*Exercise prompt*: Write out each line beneath this one exactly as it reads.
++++++++++
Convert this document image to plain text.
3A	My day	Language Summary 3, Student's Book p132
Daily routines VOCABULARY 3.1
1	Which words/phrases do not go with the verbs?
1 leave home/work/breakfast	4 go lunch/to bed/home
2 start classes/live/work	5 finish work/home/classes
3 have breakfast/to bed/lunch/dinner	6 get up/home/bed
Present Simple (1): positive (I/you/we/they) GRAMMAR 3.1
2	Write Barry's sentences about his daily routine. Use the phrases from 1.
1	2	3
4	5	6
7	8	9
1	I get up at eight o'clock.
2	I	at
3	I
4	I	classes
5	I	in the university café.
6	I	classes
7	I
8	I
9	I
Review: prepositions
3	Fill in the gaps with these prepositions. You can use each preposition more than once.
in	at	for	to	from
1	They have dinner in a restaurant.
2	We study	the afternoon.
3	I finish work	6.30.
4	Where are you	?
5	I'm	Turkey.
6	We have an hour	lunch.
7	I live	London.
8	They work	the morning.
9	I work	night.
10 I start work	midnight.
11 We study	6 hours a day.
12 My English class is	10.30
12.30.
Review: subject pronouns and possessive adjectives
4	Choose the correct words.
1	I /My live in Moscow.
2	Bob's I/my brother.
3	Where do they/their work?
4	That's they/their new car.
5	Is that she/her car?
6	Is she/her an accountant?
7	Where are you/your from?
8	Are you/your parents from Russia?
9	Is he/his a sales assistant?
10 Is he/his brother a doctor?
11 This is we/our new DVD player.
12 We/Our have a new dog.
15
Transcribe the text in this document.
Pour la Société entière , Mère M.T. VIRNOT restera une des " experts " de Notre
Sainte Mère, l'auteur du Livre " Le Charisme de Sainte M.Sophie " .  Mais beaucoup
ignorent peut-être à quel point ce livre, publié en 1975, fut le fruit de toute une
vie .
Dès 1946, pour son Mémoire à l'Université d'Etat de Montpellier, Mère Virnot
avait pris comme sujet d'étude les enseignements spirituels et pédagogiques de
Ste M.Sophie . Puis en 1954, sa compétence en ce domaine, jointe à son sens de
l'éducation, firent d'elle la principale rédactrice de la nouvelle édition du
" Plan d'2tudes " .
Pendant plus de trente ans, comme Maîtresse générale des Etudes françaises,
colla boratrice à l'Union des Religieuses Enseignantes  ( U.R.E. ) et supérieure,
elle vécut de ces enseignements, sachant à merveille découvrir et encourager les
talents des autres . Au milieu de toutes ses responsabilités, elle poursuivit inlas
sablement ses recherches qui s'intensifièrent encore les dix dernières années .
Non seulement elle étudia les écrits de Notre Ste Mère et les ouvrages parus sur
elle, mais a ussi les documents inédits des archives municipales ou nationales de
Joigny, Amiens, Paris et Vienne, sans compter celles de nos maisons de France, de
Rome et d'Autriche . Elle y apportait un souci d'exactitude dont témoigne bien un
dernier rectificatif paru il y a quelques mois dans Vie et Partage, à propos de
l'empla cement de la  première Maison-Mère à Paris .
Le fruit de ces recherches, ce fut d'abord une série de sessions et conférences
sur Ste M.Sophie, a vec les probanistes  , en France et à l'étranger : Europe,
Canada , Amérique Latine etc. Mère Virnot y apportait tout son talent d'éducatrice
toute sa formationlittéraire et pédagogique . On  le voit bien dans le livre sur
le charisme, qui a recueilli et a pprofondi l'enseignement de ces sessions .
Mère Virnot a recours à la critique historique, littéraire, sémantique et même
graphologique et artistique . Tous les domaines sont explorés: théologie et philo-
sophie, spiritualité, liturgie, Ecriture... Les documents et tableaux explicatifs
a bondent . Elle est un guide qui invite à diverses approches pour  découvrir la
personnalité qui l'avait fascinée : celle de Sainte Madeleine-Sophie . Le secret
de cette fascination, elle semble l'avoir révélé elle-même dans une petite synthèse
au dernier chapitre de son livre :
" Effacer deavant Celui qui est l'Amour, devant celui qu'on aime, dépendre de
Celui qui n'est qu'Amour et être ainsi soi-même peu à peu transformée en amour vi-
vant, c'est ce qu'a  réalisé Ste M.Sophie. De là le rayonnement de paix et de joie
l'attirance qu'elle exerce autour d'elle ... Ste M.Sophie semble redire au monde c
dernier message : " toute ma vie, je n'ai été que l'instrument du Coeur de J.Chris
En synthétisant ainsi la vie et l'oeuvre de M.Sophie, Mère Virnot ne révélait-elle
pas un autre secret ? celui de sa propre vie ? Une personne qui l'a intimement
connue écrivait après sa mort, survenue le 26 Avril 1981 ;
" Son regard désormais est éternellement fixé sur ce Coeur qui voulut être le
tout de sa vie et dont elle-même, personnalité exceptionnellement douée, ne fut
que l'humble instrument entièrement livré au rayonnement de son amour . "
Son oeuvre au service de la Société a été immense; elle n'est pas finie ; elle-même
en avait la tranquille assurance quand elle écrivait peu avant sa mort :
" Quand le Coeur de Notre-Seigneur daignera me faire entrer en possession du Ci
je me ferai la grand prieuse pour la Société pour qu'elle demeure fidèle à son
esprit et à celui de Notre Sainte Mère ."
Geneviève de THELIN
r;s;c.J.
++++++++++
*Task answer*:
Convert this document image to plain text.
3A	My day	Language Summary 3, Student's Book p132
Daily routines VOCABULARY 3.1
1	Which words/phrases do not go with the verbs?
1 leave home/work/breakfast	4 go lunch/to bed/home
2 start classes/live/work	5 finish work/home/classes
3 have breakfast/to bed/lunch/dinner	6 get up/home/bed
Present Simple (1): positive (I/you/we/they) GRAMMAR 3.1
2	Write Barry's sentences about his daily routine. Use the phrases from 1.
1	2	3
4	5	6
7	8	9
1	I get up at eight o'clock.
2	I	at
3	I
4	I	classes
5	I	in the university café.
6	I	classes
7	I
8	I
9	I
Review: prepositions
3	Fill in the gaps with these prepositions. You can use each preposition more than once.
in	at	for	to	from
1	They have dinner in a restaurant.
2	We study	the afternoon.
3	I finish work	6.30.
4	Where are you	?
5	I'm	Turkey.
6	We have an hour	lunch.
7	I live	London.
8	They work	the morning.
9	I work	night.
10 I start work	midnight.
11 We study	6 hours a day.
12 My English class is	10.30
12.30.
Review: subject pronouns and possessive adjectives
4	Choose the correct words.
1	I /My live in Moscow.
2	Bob's I/my brother.
3	Where do they/their work?
4	That's they/their new car.
5	Is that she/her car?
6	Is she/her an accountant?
7	Where are you/your from?
8	Are you/your parents from Russia?
9	Is he/his a sales assistant?
10 Is he/his brother a doctor?
11 This is we/our new DVD player.
12 We/Our have a new dog.
15
Transcribe the text in this document.
Pour la Société entière , Mère M.T. VIRNOT restera une des " experts " de Notre
Sainte Mère, l'auteur du Livre " Le Charisme de Sainte M.Sophie " .  Mais beaucoup
ignorent peut-être à quel point ce livre, publié en 1975, fut le fruit de toute une
vie .
Dès 1946, pour son Mémoire à l'Université d'Etat de Montpellier, Mère Virnot
avait pris comme sujet d'étude les enseignements spirituels et pédagogiques de
Ste M.Sophie . Puis en 1954, sa compétence en ce domaine, jointe à son sens de
l'éducation, firent d'elle la principale rédactrice de la nouvelle édition du
" Plan d'2tudes " .
Pendant plus de trente ans, comme Maîtresse générale des Etudes françaises,
colla boratrice à l'Union des Religieuses Enseignantes  ( U.R.E. ) et supérieure,
elle vécut de ces enseignements, sachant à merveille découvrir et encourager les
talents des autres . Au milieu de toutes ses responsabilités, elle poursuivit inlas
sablement ses recherches qui s'intensifièrent encore les dix dernières années .
Non seulement elle étudia les écrits de Notre Ste Mère et les ouvrages parus sur
elle, mais a ussi les documents inédits des archives municipales ou nationales de
Joigny, Amiens, Paris et Vienne, sans compter celles de nos maisons de France, de
Rome et d'Autriche . Elle y apportait un souci d'exactitude dont témoigne bien un
dernier rectificatif paru il y a quelques mois dans Vie et Partage, à propos de
l'empla cement de la  première Maison-Mère à Paris .
Le fruit de ces recherches, ce fut d'abord une série de sessions et conférences
sur Ste M.Sophie, a vec les probanistes  , en France et à l'étranger : Europe,
Canada , Amérique Latine etc. Mère Virnot y apportait tout son talent d'éducatrice
toute sa formationlittéraire et pédagogique . On  le voit bien dans le livre sur
le charisme, qui a recueilli et a pprofondi l'enseignement de ces sessions .
Mère Virnot a recours à la critique historique, littéraire, sémantique et même
graphologique et artistique . Tous les domaines sont explorés: théologie et philo-
sophie, spiritualité, liturgie, Ecriture... Les documents et tableaux explicatifs
a bondent . Elle est un guide qui invite à diverses approches pour  découvrir la
personnalité qui l'avait fascinée : celle de Sainte Madeleine-Sophie . Le secret
de cette fascination, elle semble l'avoir révélé elle-même dans une petite synthèse
au dernier chapitre de son livre :
" Effacer deavant Celui qui est l'Amour, devant celui qu'on aime, dépendre de
Celui qui n'est qu'Amour et être ainsi soi-même peu à peu transformée en amour vi-
vant, c'est ce qu'a  réalisé Ste M.Sophie. De là le rayonnement de paix et de joie
l'attirance qu'elle exerce autour d'elle ... Ste M.Sophie semble redire au monde c
dernier message : " toute ma vie, je n'ai été que l'instrument du Coeur de J.Chris
En synthétisant ainsi la vie et l'oeuvre de M.Sophie, Mère Virnot ne révélait-elle
pas un autre secret ? celui de sa propre vie ? Une personne qui l'a intimement
connue écrivait après sa mort, survenue le 26 Avril 1981 ;
" Son regard désormais est éternellement fixé sur ce Coeur qui voulut être le
tout de sa vie et dont elle-même, personnalité exceptionnellement douée, ne fut
que l'humble instrument entièrement livré au rayonnement de son amour . "
Son oeuvre au service de la Société a été immense; elle n'est pas finie ; elle-même
en avait la tranquille assurance quand elle écrivait peu avant sa mort :
" Quand le Coeur de Notre-Seigneur daignera me faire entrer en possession du Ci
je me ferai la grand prieuse pour la Société pour qu'elle demeure fidèle à son
esprit et à celui de Notre Sainte Mère ."
Geneviève de THELIN
r;s;c.J.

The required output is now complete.